## STORED ROWS
>> start

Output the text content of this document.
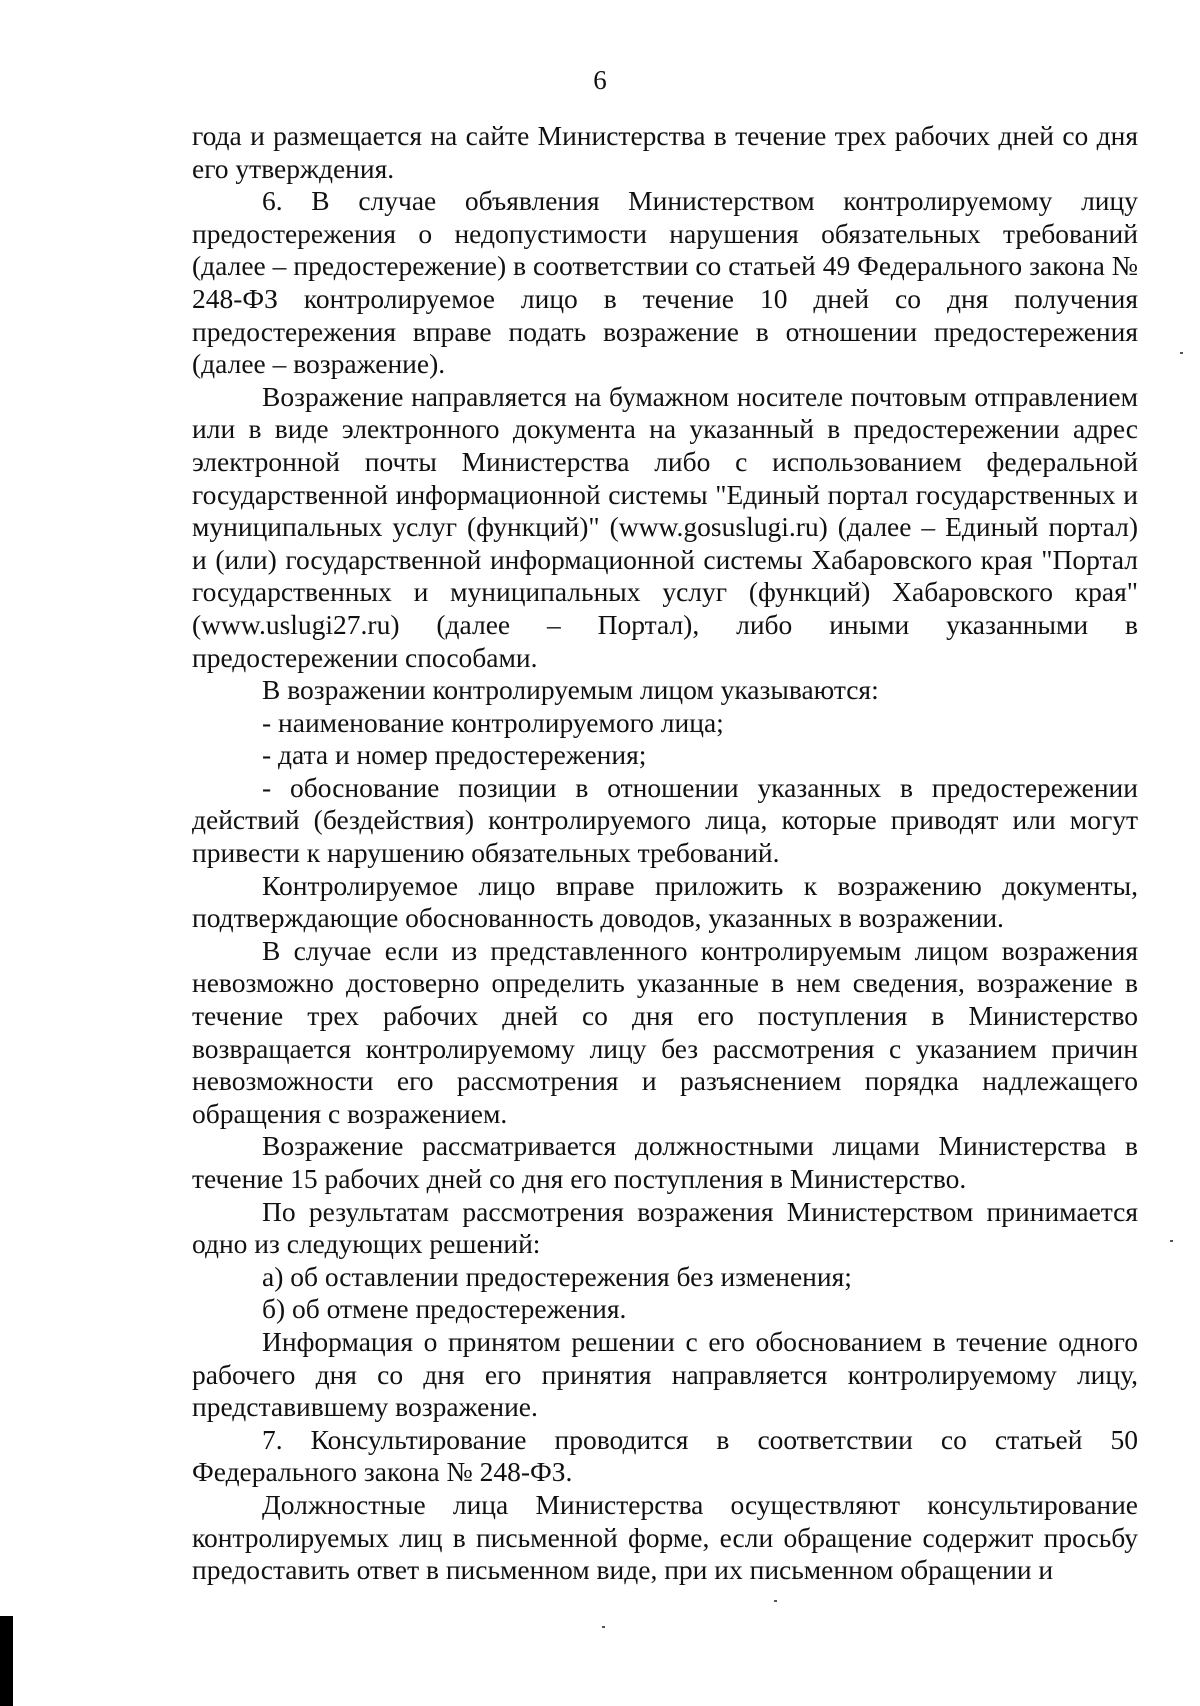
6

года и размещается на сайте Министерства в течение трех рабочих дней со дня его утверждения.

6. В случае объявления Министерством контролируемому лицу предостережения о недопустимости нарушения обязательных требований (далее – предостережение) в соответствии со статьей 49 Федерального закона № 248-ФЗ контролируемое лицо в течение 10 дней со дня получения предостережения вправе подать возражение в отношении предостережения (далее – возражение).

Возражение направляется на бумажном носителе почтовым отправлением или в виде электронного документа на указанный в предостережении адрес электронной почты Министерства либо с использованием федеральной государственной информационной системы "Единый портал государственных и муниципальных услуг (функций)" (www.gosuslugi.ru) (далее – Единый портал) и (или) государственной информационной системы Хабаровского края "Портал государственных и муниципальных услуг (функций) Хабаровского края" (www.uslugi27.ru) (далее – Портал), либо иными указанными в предостережении способами.

В возражении контролируемым лицом указываются:

- наименование контролируемого лица;

- дата и номер предостережения;

- обоснование позиции в отношении указанных в предостережении действий (бездействия) контролируемого лица, которые приводят или могут привести к нарушению обязательных требований.

Контролируемое лицо вправе приложить к возражению документы, подтверждающие обоснованность доводов, указанных в возражении.

В случае если из представленного контролируемым лицом возражения невозможно достоверно определить указанные в нем сведения, возражение в течение трех рабочих дней со дня его поступления в Министерство возвращается контролируемому лицу без рассмотрения с указанием причин невозможности его рассмотрения и разъяснением порядка надлежащего обращения с возражением.

Возражение рассматривается должностными лицами Министерства в течение 15 рабочих дней со дня его поступления в Министерство.

По результатам рассмотрения возражения Министерством принимается одно из следующих решений:

а) об оставлении предостережения без изменения;

б) об отмене предостережения.

Информация о принятом решении с его обоснованием в течение одного рабочего дня со дня его принятия направляется контролируемому лицу, представившему возражение.

7. Консультирование проводится в соответствии со статьей 50 Федерального закона № 248-ФЗ.

Должностные лица Министерства осуществляют консультирование контролируемых лиц в письменной форме, если обращение содержит просьбу предоставить ответ в письменном виде, при их письменном обращении и
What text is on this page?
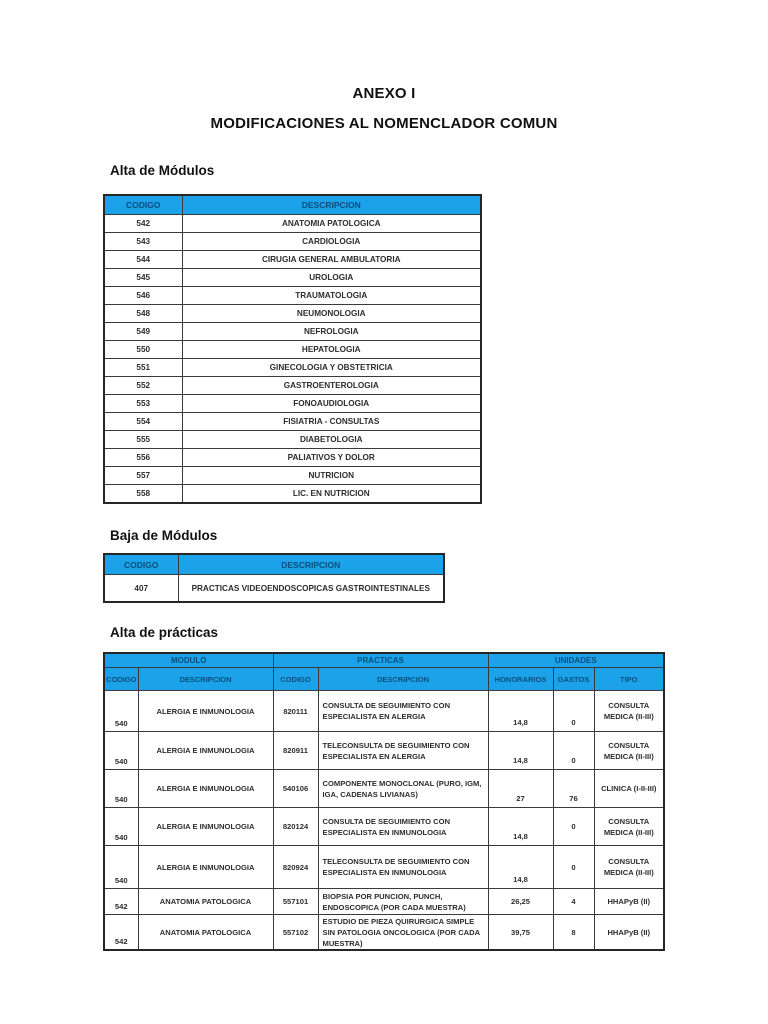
ANEXO I
MODIFICACIONES AL NOMENCLADOR COMUN
Alta de Módulos
CODIGO	DESCRIPCION
542	ANATOMIA PATOLOGICA
543	CARDIOLOGIA
544	CIRUGIA GENERAL AMBULATORIA
545	UROLOGIA
546	TRAUMATOLOGIA
548	NEUMONOLOGIA
549	NEFROLOGIA
550	HEPATOLOGIA
551	GINECOLOGIA Y OBSTETRICIA
552	GASTROENTEROLOGIA
553	FONOAUDIOLOGIA
554	FISIATRIA - CONSULTAS
555	DIABETOLOGIA
556	PALIATIVOS Y DOLOR
557	NUTRICION
558	LIC. EN NUTRICION
Baja de Módulos
CODIGO	DESCRIPCION
407	PRACTICAS VIDEOENDOSCOPICAS GASTROINTESTINALES
Alta de prácticas
MODULO		PRACTICAS		UNIDADES		
CODIGO	DESCRIPCION	CODIGO	DESCRIPCION	HONORARIOS	GASTOS	TIPO
540	ALERGIA E INMUNOLOGIA	820111	CONSULTA DE SEGUIMIENTO CON ESPECIALISTA EN ALERGIA	14,8	0	CONSULTA MEDICA (II-III)
540	ALERGIA E INMUNOLOGIA	820911	TELECONSULTA DE SEGUIMIENTO CON ESPECIALISTA EN ALERGIA	14,8	0	CONSULTA MEDICA (II-III)
540	ALERGIA E INMUNOLOGIA	540106	COMPONENTE MONOCLONAL (PURO, IGM, IGA, CADENAS LIVIANAS)	27	76	CLINICA (I-II-III)
540	ALERGIA E INMUNOLOGIA	820124	CONSULTA DE SEGUIMIENTO CON ESPECIALISTA EN INMUNOLOGIA	14,8	0	CONSULTA MEDICA (II-III)
540	ALERGIA E INMUNOLOGIA	820924	TELECONSULTA DE SEGUIMIENTO CON ESPECIALISTA EN INMUNOLOGIA	14,8	0	CONSULTA MEDICA (II-III)
542	ANATOMIA PATOLOGICA	557101	BIOPSIA POR PUNCION, PUNCH, ENDOSCOPICA (POR CADA MUESTRA)	26,25	4	HHAPyB (II)
542	ANATOMIA PATOLOGICA	557102	ESTUDIO DE PIEZA QUIRURGICA SIMPLE SIN PATOLOGIA ONCOLOGICA (POR CADA MUESTRA)	39,75	8	HHAPyB (II)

>> end

## EXERCISE GOAL
Give an exact reproduction of every line, leaving out any picture.

## RESPONSE
Output the text content of this document.
6

года и размещается на сайте Министерства в течение трех рабочих дней со дня его утверждения.

6. В случае объявления Министерством контролируемому лицу предостережения о недопустимости нарушения обязательных требований (далее – предостережение) в соответствии со статьей 49 Федерального закона № 248-ФЗ контролируемое лицо в течение 10 дней со дня получения предостережения вправе подать возражение в отношении предостережения (далее – возражение).

Возражение направляется на бумажном носителе почтовым отправлением или в виде электронного документа на указанный в предостережении адрес электронной почты Министерства либо с использованием федеральной государственной информационной системы "Единый портал государственных и муниципальных услуг (функций)" (www.gosuslugi.ru) (далее – Единый портал) и (или) государственной информационной системы Хабаровского края "Портал государственных и муниципальных услуг (функций) Хабаровского края" (www.uslugi27.ru) (далее – Портал), либо иными указанными в предостережении способами.

В возражении контролируемым лицом указываются:

- наименование контролируемого лица;

- дата и номер предостережения;

- обоснование позиции в отношении указанных в предостережении действий (бездействия) контролируемого лица, которые приводят или могут привести к нарушению обязательных требований.

Контролируемое лицо вправе приложить к возражению документы, подтверждающие обоснованность доводов, указанных в возражении.

В случае если из представленного контролируемым лицом возражения невозможно достоверно определить указанные в нем сведения, возражение в течение трех рабочих дней со дня его поступления в Министерство возвращается контролируемому лицу без рассмотрения с указанием причин невозможности его рассмотрения и разъяснением порядка надлежащего обращения с возражением.

Возражение рассматривается должностными лицами Министерства в течение 15 рабочих дней со дня его поступления в Министерство.

По результатам рассмотрения возражения Министерством принимается одно из следующих решений:

а) об оставлении предостережения без изменения;

б) об отмене предостережения.

Информация о принятом решении с его обоснованием в течение одного рабочего дня со дня его принятия направляется контролируемому лицу, представившему возражение.

7. Консультирование проводится в соответствии со статьей 50 Федерального закона № 248-ФЗ.

Должностные лица Министерства осуществляют консультирование контролируемых лиц в письменной форме, если обращение содержит просьбу предоставить ответ в письменном виде, при их письменном обращении и
What text is on this page?
ANEXO I
MODIFICACIONES AL NOMENCLADOR COMUN
Alta de Módulos
CODIGO	DESCRIPCION
542	ANATOMIA PATOLOGICA
543	CARDIOLOGIA
544	CIRUGIA GENERAL AMBULATORIA
545	UROLOGIA
546	TRAUMATOLOGIA
548	NEUMONOLOGIA
549	NEFROLOGIA
550	HEPATOLOGIA
551	GINECOLOGIA Y OBSTETRICIA
552	GASTROENTEROLOGIA
553	FONOAUDIOLOGIA
554	FISIATRIA - CONSULTAS
555	DIABETOLOGIA
556	PALIATIVOS Y DOLOR
557	NUTRICION
558	LIC. EN NUTRICION
Baja de Módulos
CODIGO	DESCRIPCION
407	PRACTICAS VIDEOENDOSCOPICAS GASTROINTESTINALES
Alta de prácticas
MODULO		PRACTICAS		UNIDADES		
CODIGO	DESCRIPCION	CODIGO	DESCRIPCION	HONORARIOS	GASTOS	TIPO
540	ALERGIA E INMUNOLOGIA	820111	CONSULTA DE SEGUIMIENTO CON ESPECIALISTA EN ALERGIA	14,8	0	CONSULTA MEDICA (II-III)
540	ALERGIA E INMUNOLOGIA	820911	TELECONSULTA DE SEGUIMIENTO CON ESPECIALISTA EN ALERGIA	14,8	0	CONSULTA MEDICA (II-III)
540	ALERGIA E INMUNOLOGIA	540106	COMPONENTE MONOCLONAL (PURO, IGM, IGA, CADENAS LIVIANAS)	27	76	CLINICA (I-II-III)
540	ALERGIA E INMUNOLOGIA	820124	CONSULTA DE SEGUIMIENTO CON ESPECIALISTA EN INMUNOLOGIA	14,8	0	CONSULTA MEDICA (II-III)
540	ALERGIA E INMUNOLOGIA	820924	TELECONSULTA DE SEGUIMIENTO CON ESPECIALISTA EN INMUNOLOGIA	14,8	0	CONSULTA MEDICA (II-III)
542	ANATOMIA PATOLOGICA	557101	BIOPSIA POR PUNCION, PUNCH, ENDOSCOPICA (POR CADA MUESTRA)	26,25	4	HHAPyB (II)
542	ANATOMIA PATOLOGICA	557102	ESTUDIO DE PIEZA QUIRURGICA SIMPLE SIN PATOLOGIA ONCOLOGICA (POR CADA MUESTRA)	39,75	8	HHAPyB (II)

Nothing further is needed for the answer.